[start]
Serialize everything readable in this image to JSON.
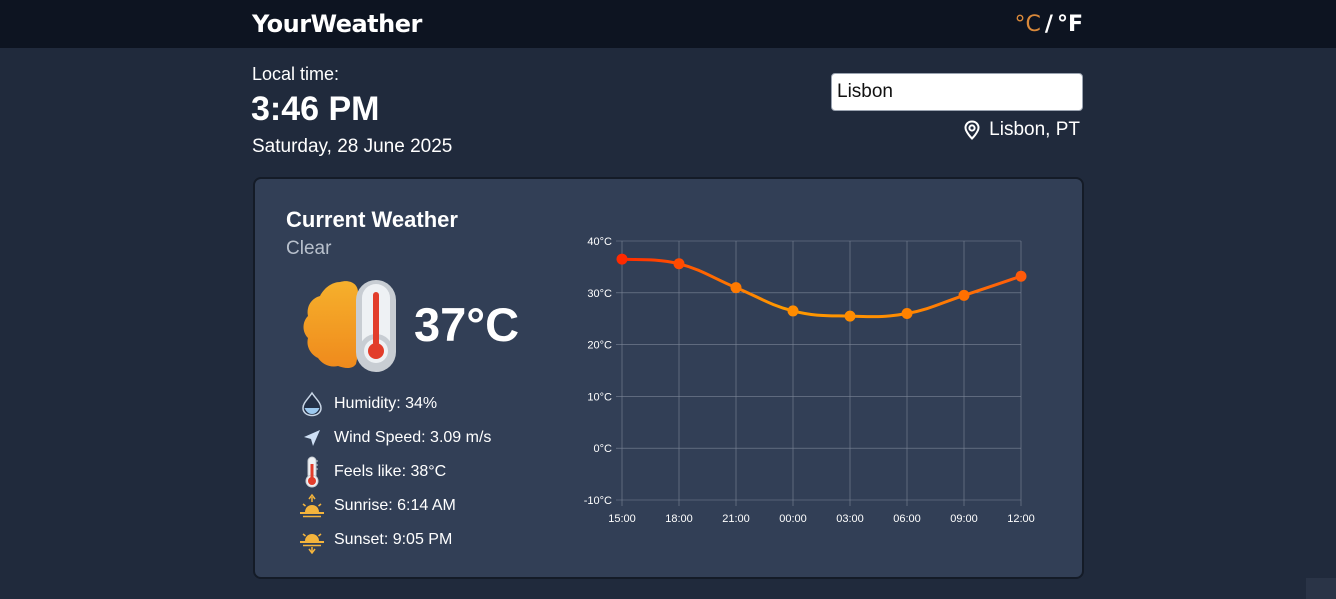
{
  "app": {
    "title": "YourWeather"
  },
  "units": {
    "celsius": "°C",
    "separator": "/",
    "fahrenheit": "°F"
  },
  "local": {
    "label": "Local time:",
    "time": "3:46 PM",
    "date": "Saturday, 28 June 2025"
  },
  "search": {
    "value": "Lisbon",
    "location": "Lisbon, PT"
  },
  "current": {
    "title": "Current Weather",
    "description": "Clear",
    "temperature": "37°C",
    "icon": "hot-sun-thermometer-icon",
    "details": [
      {
        "icon": "humidity-drop-icon",
        "text": "Humidity: 34%"
      },
      {
        "icon": "wind-arrow-icon",
        "text": "Wind Speed: 3.09 m/s"
      },
      {
        "icon": "thermometer-icon",
        "text": "Feels like: 38°C"
      },
      {
        "icon": "sunrise-icon",
        "text": "Sunrise: 6:14 AM"
      },
      {
        "icon": "sunset-icon",
        "text": "Sunset: 9:05 PM"
      }
    ]
  },
  "colors": {
    "accent": "#d9893a",
    "line_start": "#ff2a00",
    "line_end": "#ff9a00",
    "card": "#323f56",
    "background": "#202a3c"
  },
  "chart_data": {
    "type": "line",
    "categories": [
      "15:00",
      "18:00",
      "21:00",
      "00:00",
      "03:00",
      "06:00",
      "09:00",
      "12:00"
    ],
    "series": [
      {
        "values": [
          36.5,
          35.6,
          31.0,
          26.5,
          25.5,
          26.0,
          29.5,
          33.2
        ]
      }
    ],
    "ylim": [
      -10,
      40
    ],
    "y_ticks": [
      "40°C",
      "30°C",
      "20°C",
      "10°C",
      "0°C",
      "-10°C"
    ],
    "grid": true
  }
}
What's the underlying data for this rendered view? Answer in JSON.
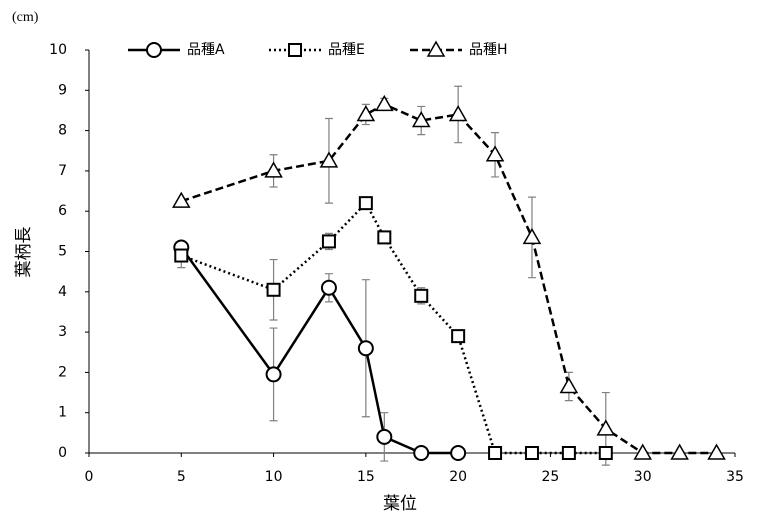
{
  "chart_data": {
    "type": "line",
    "y_unit": "(cm)",
    "y_label": "葉柄長",
    "x_label": "葉位",
    "xlim": [
      0,
      35
    ],
    "xticks": [
      0,
      5,
      10,
      15,
      20,
      25,
      30,
      35
    ],
    "ylim": [
      0,
      10
    ],
    "yticks": [
      0,
      1,
      2,
      3,
      4,
      5,
      6,
      7,
      8,
      9,
      10
    ],
    "legend": "top",
    "series": [
      {
        "name": "品種A",
        "color": "#000000",
        "line_style": "solid",
        "marker": "circle",
        "x": [
          5,
          10,
          13,
          15,
          16,
          18,
          20
        ],
        "values": [
          5.1,
          1.95,
          4.1,
          2.6,
          0.4,
          0,
          0
        ],
        "errors": [
          null,
          1.15,
          0.35,
          1.7,
          0.6,
          null,
          null
        ]
      },
      {
        "name": "品種E",
        "color": "#000000",
        "line_style": "dotted",
        "marker": "square",
        "x": [
          5,
          10,
          13,
          15,
          16,
          18,
          20,
          22,
          24,
          26,
          28
        ],
        "values": [
          4.9,
          4.05,
          5.25,
          6.2,
          5.35,
          3.9,
          2.9,
          0,
          0,
          0,
          0
        ],
        "errors": [
          0.3,
          0.75,
          0.2,
          null,
          0.1,
          0.2,
          null,
          null,
          null,
          null,
          null
        ]
      },
      {
        "name": "品種H",
        "color": "#000000",
        "line_style": "dashed",
        "marker": "triangle",
        "x": [
          5,
          10,
          13,
          15,
          16,
          18,
          20,
          22,
          24,
          26,
          28,
          30,
          32,
          34
        ],
        "values": [
          6.25,
          7.0,
          7.25,
          8.4,
          8.65,
          8.25,
          8.4,
          7.4,
          5.35,
          1.65,
          0.6,
          0,
          0,
          0
        ],
        "errors": [
          null,
          0.4,
          1.05,
          0.25,
          0.15,
          0.35,
          0.7,
          0.55,
          1.0,
          0.35,
          0.9,
          null,
          null,
          null
        ]
      }
    ]
  }
}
[end]
**WORK TO DO**
Which lines include "text"? Copy each of them out.

**CORRECT OUTPUT**
        "text": "Humidity: 34%"
        "text": "Wind Speed: 3.09 m/s"
        "text": "Feels like: 38°C"
        "text": "Sunrise: 6:14 AM"
        "text": "Sunset: 9:05 PM"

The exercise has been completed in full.